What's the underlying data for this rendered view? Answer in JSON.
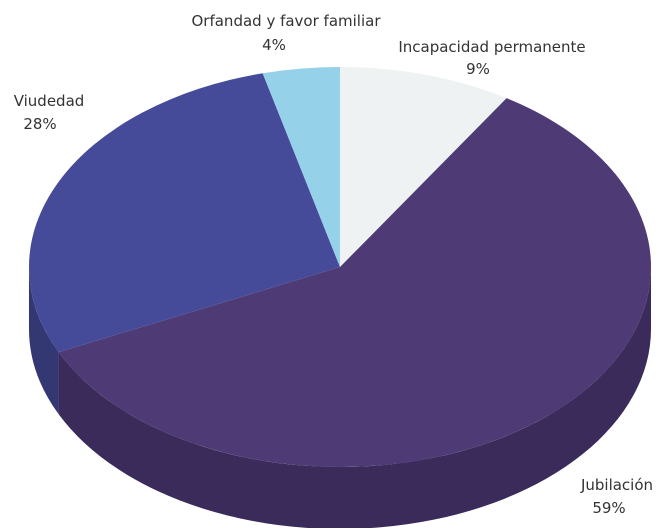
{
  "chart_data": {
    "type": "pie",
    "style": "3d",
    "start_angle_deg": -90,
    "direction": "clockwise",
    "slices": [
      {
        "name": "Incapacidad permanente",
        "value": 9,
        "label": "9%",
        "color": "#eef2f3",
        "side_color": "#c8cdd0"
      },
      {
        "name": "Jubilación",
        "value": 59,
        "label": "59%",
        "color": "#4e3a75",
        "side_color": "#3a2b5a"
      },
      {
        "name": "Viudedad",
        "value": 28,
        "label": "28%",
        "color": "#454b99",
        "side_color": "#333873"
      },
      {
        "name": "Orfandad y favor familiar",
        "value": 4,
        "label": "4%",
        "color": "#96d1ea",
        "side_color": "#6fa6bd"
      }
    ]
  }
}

== == ==

## WRITTEN INSTRUCTION:
Gather all the lines that include the word "name" and copy them out.

## RESULT FOR THIS TASK:
        "name": "Incapacidad permanente",
        "name": "Jubilación",
        "name": "Viudedad",
        "name": "Orfandad y favor familiar",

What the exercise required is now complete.